### What the task requires:
All lines holding the string "нарисовать" are to be shown.

(Saved data entries)
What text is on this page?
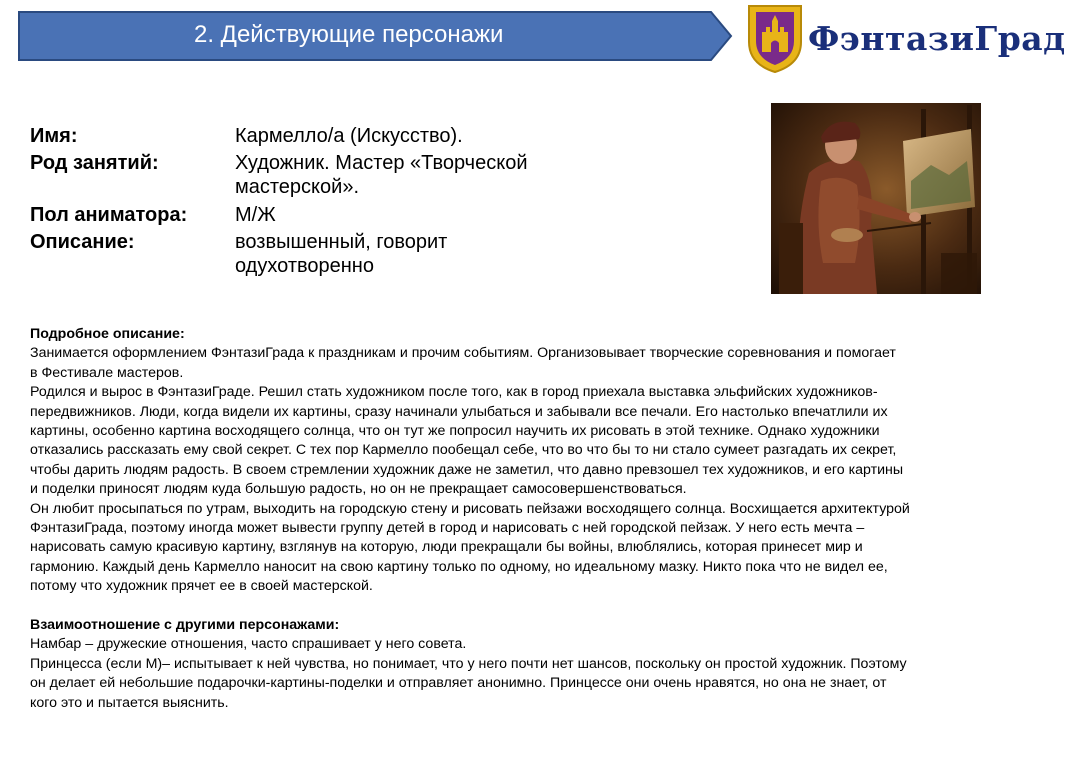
2. Действующие персонажи	ФэнтазиГрад
Имя:	Кармелло/а (Искусство).
Род занятий:	Художник. Мастер «Творческой
мастерской».
Пол аниматора: М/Ж
Описание:	возвышенный, говорит
одухотворенно

Подробное описание:

Занимается оформлением ФэнтазиГрада к праздникам и прочим событиям. Организовывает творческие соревнования и помогает

в Фестивале мастеров.

Родился и вырос в ФэнтазиГраде. Решил стать художником после того, как в город приехала выставка эльфийских художников-

передвижников. Люди, когда видели их картины, сразу начинали улыбаться и забывали все печали. Его настолько впечатлили их

картины, особенно картина восходящего солнца, что он тут же попросил научить их рисовать в этой технике. Однако художники

отказались рассказать ему свой секрет. С тех пор Кармелло пообещал себе, что во что бы то ни стало сумеет разгадать их секрет,

чтобы дарить людям радость. В своем стремлении художник даже не заметил, что давно превзошел тех художников, и его картины

и поделки приносят людям куда большую радость, но он не прекращает самосовершенствоваться.

Он любит просыпаться по утрам, выходить на городскую стену и рисовать пейзажи восходящего солнца. Восхищается архитектурой

ФэнтазиГрада, поэтому иногда может вывести группу детей в город и нарисовать с ней городской пейзаж. У него есть мечта –

нарисовать самую красивую картину, взглянув на которую, люди прекращали бы войны, влюблялись, которая принесет мир и

гармонию. Каждый день Кармелло наносит на свою картину только по одному, но идеальному мазку. Никто пока что не видел ее,

потому что художник прячет ее в своей мастерской.

Взаимоотношение с другими персонажами:

Намбар – дружеские отношения, часто спрашивает у него совета.

Принцесса (если М)– испытывает к ней чувства, но понимает, что у него почти нет шансов, поскольку он простой художник. Поэтому

он делает ей небольшие подарочки-картины-поделки и отправляет анонимно. Принцессе они очень нравятся, но она не знает, от

кого это и пытается выяснить.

### Solution to this task:
ФэнтазиГрада, поэтому иногда может вывести группу детей в город и нарисовать с ней городской пейзаж. У него есть мечта –
нарисовать самую красивую картину, взглянув на которую, люди прекращали бы войны, влюблялись, которая принесет мир и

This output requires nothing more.